To do ->
Pick every line from the data that holds the word "bangsa".
* START *
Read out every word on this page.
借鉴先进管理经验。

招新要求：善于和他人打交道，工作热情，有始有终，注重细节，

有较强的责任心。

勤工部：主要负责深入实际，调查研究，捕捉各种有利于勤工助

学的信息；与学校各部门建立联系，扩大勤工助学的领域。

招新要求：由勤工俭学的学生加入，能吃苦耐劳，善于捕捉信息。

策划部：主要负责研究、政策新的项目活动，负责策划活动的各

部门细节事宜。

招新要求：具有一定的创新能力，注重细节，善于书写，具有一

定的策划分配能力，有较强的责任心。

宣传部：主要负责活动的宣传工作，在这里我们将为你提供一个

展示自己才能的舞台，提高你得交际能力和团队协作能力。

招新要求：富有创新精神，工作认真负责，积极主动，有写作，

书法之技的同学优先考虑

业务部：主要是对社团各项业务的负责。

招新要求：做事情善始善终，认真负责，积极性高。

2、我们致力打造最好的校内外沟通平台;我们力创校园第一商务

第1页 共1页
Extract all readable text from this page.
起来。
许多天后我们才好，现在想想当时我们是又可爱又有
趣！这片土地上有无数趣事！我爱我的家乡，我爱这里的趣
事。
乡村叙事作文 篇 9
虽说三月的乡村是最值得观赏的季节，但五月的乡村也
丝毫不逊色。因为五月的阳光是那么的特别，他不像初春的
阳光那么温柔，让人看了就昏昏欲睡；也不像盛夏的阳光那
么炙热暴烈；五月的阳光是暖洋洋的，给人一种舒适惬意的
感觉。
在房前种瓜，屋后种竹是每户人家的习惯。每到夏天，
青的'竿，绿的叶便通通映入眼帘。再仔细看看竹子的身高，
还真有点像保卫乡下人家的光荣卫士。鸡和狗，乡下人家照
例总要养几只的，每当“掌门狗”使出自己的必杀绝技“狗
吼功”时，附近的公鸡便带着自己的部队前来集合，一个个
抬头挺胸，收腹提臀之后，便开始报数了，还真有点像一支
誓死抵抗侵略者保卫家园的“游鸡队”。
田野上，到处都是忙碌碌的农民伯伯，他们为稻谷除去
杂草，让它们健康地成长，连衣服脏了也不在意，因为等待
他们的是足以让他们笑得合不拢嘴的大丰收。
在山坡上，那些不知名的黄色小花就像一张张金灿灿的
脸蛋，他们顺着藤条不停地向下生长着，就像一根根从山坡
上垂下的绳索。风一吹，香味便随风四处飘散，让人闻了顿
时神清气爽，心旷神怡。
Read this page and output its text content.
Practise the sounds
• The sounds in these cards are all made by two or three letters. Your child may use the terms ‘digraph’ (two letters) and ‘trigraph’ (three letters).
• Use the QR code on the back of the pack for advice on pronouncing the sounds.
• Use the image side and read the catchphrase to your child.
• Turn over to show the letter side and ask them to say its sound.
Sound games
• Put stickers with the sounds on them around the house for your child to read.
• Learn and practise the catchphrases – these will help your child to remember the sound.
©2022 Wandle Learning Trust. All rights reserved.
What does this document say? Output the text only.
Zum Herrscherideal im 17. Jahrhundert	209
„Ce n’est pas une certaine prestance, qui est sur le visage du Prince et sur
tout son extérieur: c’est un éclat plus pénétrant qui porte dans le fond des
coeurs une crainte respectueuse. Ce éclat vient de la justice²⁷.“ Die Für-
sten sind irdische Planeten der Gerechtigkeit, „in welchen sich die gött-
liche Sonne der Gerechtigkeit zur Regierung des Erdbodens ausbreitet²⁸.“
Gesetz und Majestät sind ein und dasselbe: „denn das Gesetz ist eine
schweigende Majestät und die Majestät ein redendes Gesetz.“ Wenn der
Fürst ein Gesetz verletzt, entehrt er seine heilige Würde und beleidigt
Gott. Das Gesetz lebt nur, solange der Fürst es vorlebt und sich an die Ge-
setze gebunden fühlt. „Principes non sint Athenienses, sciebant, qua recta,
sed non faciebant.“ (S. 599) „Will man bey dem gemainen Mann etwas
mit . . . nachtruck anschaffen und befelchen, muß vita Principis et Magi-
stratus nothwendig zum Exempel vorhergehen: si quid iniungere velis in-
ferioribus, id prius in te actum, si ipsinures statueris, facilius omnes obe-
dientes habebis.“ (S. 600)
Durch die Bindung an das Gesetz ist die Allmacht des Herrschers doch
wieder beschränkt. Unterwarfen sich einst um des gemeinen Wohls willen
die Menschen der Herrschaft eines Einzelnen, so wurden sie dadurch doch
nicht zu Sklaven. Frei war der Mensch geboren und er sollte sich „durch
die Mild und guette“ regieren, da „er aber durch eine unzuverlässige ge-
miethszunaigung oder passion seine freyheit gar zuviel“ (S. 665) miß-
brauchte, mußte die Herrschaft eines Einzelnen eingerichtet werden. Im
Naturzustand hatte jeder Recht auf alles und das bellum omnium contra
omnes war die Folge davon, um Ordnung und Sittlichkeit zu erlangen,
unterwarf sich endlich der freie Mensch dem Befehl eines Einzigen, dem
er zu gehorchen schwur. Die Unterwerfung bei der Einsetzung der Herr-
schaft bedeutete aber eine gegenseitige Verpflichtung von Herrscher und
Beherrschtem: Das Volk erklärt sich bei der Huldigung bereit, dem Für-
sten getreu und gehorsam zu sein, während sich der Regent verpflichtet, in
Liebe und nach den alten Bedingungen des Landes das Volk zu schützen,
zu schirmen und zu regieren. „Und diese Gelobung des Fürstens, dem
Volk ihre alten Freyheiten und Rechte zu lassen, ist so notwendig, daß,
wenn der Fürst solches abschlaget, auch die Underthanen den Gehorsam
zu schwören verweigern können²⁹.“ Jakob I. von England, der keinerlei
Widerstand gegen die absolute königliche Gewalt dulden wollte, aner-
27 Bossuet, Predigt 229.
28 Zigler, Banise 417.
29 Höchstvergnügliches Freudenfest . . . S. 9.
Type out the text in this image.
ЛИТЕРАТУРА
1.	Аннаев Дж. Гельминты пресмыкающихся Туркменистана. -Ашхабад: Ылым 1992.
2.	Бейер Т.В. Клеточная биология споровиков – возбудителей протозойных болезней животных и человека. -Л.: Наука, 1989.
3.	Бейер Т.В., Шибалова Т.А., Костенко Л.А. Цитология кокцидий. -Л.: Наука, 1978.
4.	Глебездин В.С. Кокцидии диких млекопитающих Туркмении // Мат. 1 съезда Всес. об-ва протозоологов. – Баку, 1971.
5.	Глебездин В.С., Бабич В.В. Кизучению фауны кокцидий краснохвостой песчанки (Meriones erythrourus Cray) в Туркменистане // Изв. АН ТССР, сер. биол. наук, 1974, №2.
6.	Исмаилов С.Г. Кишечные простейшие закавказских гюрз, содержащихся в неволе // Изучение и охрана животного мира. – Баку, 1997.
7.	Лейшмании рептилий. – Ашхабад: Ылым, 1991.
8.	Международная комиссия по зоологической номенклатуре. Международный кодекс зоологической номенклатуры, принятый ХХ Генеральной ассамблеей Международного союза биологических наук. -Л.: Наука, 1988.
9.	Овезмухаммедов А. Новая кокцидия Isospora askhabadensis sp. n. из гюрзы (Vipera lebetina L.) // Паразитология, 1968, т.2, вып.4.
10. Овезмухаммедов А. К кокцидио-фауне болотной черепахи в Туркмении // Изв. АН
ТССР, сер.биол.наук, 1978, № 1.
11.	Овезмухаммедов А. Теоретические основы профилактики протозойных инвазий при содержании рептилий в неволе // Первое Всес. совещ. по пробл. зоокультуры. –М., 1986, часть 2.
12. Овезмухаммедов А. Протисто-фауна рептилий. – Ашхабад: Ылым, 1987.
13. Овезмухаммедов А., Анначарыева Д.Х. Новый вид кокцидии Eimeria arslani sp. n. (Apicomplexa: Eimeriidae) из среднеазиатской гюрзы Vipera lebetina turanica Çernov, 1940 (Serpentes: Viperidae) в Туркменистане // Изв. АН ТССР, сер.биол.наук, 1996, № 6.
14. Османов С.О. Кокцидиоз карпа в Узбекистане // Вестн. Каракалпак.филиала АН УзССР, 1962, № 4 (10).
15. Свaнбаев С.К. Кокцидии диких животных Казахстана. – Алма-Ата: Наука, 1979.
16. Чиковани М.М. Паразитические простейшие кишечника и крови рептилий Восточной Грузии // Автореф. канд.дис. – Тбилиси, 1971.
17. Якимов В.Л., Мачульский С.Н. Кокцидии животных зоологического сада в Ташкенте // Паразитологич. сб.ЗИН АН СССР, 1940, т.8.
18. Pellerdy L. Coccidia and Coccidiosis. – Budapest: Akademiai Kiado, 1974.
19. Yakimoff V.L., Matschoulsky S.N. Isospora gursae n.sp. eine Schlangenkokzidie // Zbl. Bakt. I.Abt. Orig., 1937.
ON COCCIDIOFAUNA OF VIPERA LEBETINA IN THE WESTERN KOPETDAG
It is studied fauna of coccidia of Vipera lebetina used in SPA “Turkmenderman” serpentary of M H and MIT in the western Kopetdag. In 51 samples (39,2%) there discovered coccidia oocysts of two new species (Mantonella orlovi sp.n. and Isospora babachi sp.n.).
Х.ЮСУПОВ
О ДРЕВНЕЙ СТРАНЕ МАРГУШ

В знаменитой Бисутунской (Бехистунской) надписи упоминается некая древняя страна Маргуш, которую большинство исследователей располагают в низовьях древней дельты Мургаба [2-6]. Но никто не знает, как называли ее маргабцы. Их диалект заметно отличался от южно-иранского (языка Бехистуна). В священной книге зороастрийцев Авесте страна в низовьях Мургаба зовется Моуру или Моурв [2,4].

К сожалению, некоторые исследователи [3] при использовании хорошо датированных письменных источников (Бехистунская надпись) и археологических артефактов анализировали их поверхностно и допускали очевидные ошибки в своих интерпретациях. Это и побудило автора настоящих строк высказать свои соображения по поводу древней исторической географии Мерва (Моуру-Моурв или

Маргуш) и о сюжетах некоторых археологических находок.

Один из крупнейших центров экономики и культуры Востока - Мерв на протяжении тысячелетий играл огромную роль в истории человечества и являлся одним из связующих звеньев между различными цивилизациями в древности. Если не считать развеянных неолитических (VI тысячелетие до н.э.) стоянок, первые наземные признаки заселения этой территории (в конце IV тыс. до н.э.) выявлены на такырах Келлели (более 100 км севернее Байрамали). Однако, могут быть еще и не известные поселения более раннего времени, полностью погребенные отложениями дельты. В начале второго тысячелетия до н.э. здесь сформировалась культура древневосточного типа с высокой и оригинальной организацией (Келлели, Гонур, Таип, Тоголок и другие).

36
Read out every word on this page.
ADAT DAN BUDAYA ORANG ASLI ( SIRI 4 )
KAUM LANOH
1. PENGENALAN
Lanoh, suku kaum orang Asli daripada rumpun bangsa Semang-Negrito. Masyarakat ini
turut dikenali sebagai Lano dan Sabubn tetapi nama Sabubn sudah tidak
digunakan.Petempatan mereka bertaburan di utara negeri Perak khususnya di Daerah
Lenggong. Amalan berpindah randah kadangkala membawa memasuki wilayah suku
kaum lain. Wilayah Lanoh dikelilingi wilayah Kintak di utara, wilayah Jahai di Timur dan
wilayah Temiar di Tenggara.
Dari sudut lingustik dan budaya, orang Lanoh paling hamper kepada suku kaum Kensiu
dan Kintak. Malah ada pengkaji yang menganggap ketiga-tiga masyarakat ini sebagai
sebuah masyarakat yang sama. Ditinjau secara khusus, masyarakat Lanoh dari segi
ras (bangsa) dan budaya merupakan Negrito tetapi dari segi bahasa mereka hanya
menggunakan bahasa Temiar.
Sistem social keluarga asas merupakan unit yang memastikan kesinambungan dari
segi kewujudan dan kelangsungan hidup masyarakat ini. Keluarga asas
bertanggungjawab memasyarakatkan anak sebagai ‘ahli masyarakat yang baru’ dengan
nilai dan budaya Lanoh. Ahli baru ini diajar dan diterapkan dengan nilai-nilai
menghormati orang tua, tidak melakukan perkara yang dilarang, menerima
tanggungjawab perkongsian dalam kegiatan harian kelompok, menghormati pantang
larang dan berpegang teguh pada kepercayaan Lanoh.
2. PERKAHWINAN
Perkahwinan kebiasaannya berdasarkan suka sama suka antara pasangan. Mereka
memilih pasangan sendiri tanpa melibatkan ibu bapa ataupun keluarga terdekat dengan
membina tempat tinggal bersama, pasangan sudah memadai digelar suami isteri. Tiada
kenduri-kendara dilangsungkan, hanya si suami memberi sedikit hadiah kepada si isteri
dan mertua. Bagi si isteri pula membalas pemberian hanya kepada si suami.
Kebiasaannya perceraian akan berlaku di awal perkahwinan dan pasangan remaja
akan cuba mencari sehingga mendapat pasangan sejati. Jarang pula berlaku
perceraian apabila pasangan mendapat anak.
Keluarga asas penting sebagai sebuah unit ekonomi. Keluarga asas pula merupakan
* END *
Output of the exercise ->
Lanoh, suku kaum orang Asli daripada rumpun bangsa Semang-Negrito. Masyarakat ini
ras (bangsa) dan budaya merupakan Negrito tetapi dari segi bahasa mereka hanya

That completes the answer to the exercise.